Rows from a dataset
___
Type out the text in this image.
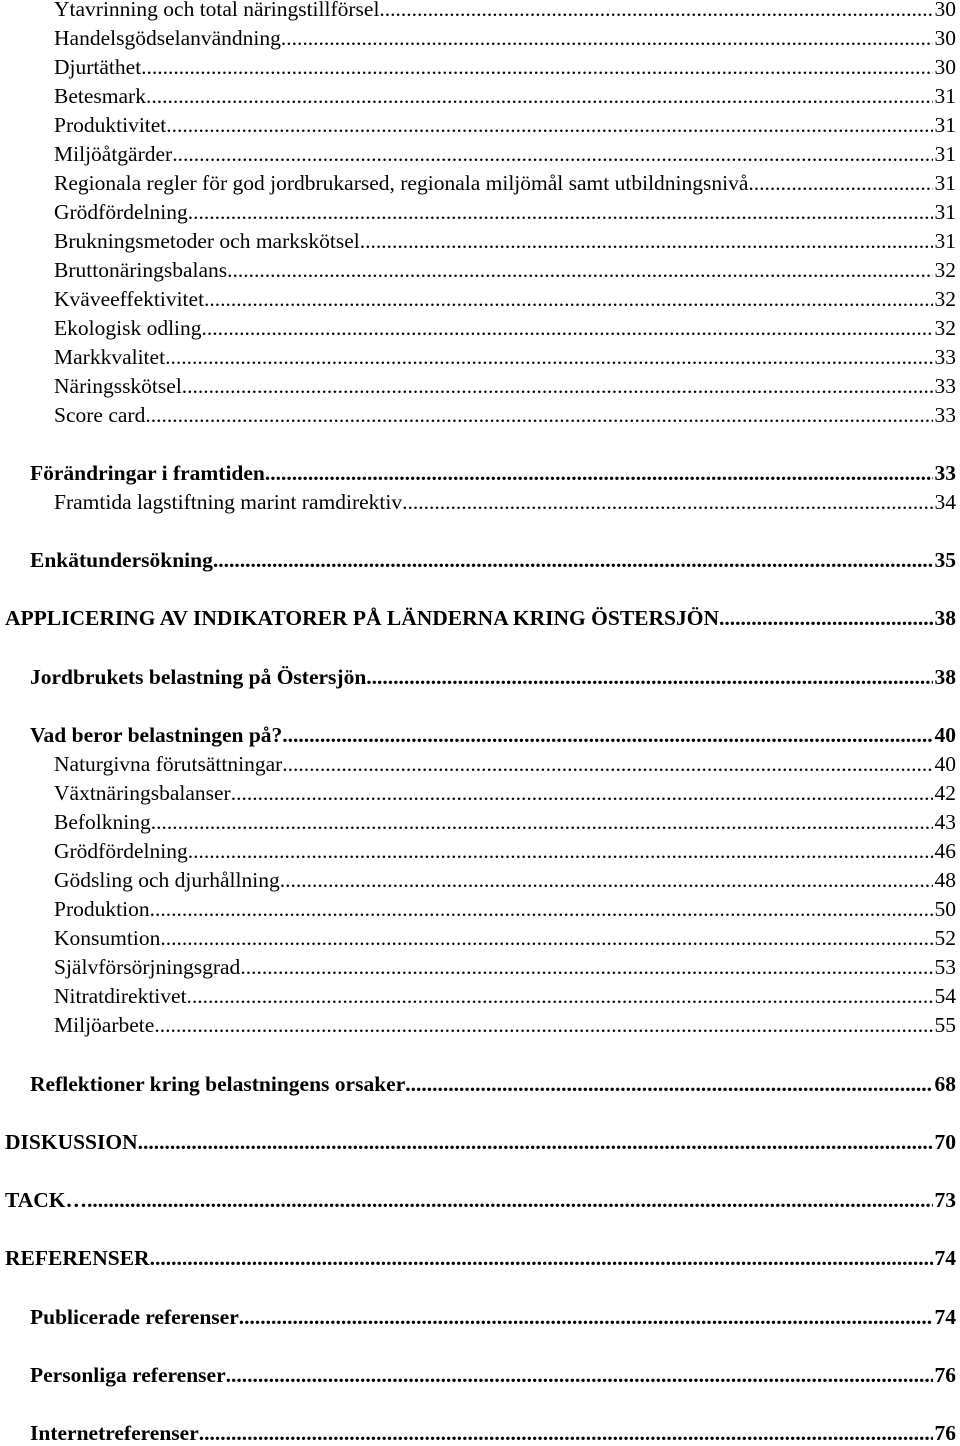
Ytavrinning och total näringstillförsel .....	30
Handelsgödselanvändning .....	30
Djurtäthet .....	30
Betesmark .....	31
Produktivitet .....	31
Miljöåtgärder .....	31
Regionala regler för god jordbrukarsed, regionala miljömål samt utbildningsnivå .....	31
Grödfördelning .....	31
Brukningsmetoder och markskötsel .....	31
Bruttonäringsbalans .....	32
Kväveeffektivitet .....	32
Ekologisk odling .....	32
Markkvalitet .....	33
Näringsskötsel .....	33
Score card .....	33
Förändringar i framtiden .....	33
Framtida lagstiftning marint ramdirektiv .....	34
Enkätundersökning .....	35
APPLICERING AV INDIKATORER PÅ LÄNDERNA KRING ÖSTERSJÖN .....	38
Jordbrukets belastning på Östersjön .....	38
Vad beror belastningen på? .....	40
Naturgivna förutsättningar .....	40
Växtnäringsbalanser .....	42
Befolkning .....	43
Grödfördelning .....	46
Gödsling och djurhållning .....	48
Produktion .....	50
Konsumtion .....	52
Självförsörjningsgrad .....	53
Nitratdirektivet .....	54
Miljöarbete .....	55
Reflektioner kring belastningens orsaker .....	68
DISKUSSION .....	70
TACK… .....	73
REFERENSER .....	74
Publicerade referenser .....	74
Personliga referenser .....	76
Internetreferenser .....	76
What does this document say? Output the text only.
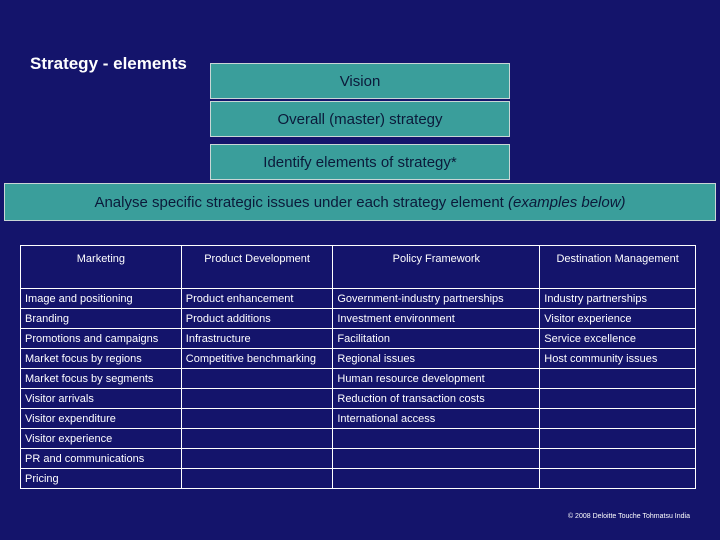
Strategy - elements
Vision
Overall (master) strategy
Identify elements of strategy*
Analyse specific strategic issues under each strategy element (examples below)
Marketing	Product Development	Policy Framework	Destination Management
Image and positioning	Product enhancement	Government-industry partnerships	Industry partnerships
Branding	Product additions	Investment environment	Visitor experience
Promotions and campaigns	Infrastructure	Facilitation	Service excellence
Market focus by regions	Competitive benchmarking	Regional issues	Host community issues
Market focus by segments		Human resource development	
Visitor arrivals		Reduction of transaction costs	
Visitor expenditure		International access	
Visitor experience			
PR and communications			
Pricing			
© 2008 Deloitte Touche Tohmatsu India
___
- **REQUIREMENT**
Repeat the lines above exactly, and keep every picture out.

- **TASK ANSWER**
Type out the text in this image.
Ytavrinning och total näringstillförsel .....	30
Handelsgödselanvändning .....	30
Djurtäthet .....	30
Betesmark .....	31
Produktivitet .....	31
Miljöåtgärder .....	31
Regionala regler för god jordbrukarsed, regionala miljömål samt utbildningsnivå .....	31
Grödfördelning .....	31
Brukningsmetoder och markskötsel .....	31
Bruttonäringsbalans .....	32
Kväveeffektivitet .....	32
Ekologisk odling .....	32
Markkvalitet .....	33
Näringsskötsel .....	33
Score card .....	33
Förändringar i framtiden .....	33
Framtida lagstiftning marint ramdirektiv .....	34
Enkätundersökning .....	35
APPLICERING AV INDIKATORER PÅ LÄNDERNA KRING ÖSTERSJÖN .....	38
Jordbrukets belastning på Östersjön .....	38
Vad beror belastningen på? .....	40
Naturgivna förutsättningar .....	40
Växtnäringsbalanser .....	42
Befolkning .....	43
Grödfördelning .....	46
Gödsling och djurhållning .....	48
Produktion .....	50
Konsumtion .....	52
Självförsörjningsgrad .....	53
Nitratdirektivet .....	54
Miljöarbete .....	55
Reflektioner kring belastningens orsaker .....	68
DISKUSSION .....	70
TACK… .....	73
REFERENSER .....	74
Publicerade referenser .....	74
Personliga referenser .....	76
Internetreferenser .....	76
What does this document say? Output the text only.
Strategy - elements
Vision
Overall (master) strategy
Identify elements of strategy*
Analyse specific strategic issues under each strategy element (examples below)
Marketing	Product Development	Policy Framework	Destination Management
Image and positioning	Product enhancement	Government-industry partnerships	Industry partnerships
Branding	Product additions	Investment environment	Visitor experience
Promotions and campaigns	Infrastructure	Facilitation	Service excellence
Market focus by regions	Competitive benchmarking	Regional issues	Host community issues
Market focus by segments		Human resource development	
Visitor arrivals		Reduction of transaction costs	
Visitor expenditure		International access	
Visitor experience			
PR and communications			
Pricing			
© 2008 Deloitte Touche Tohmatsu India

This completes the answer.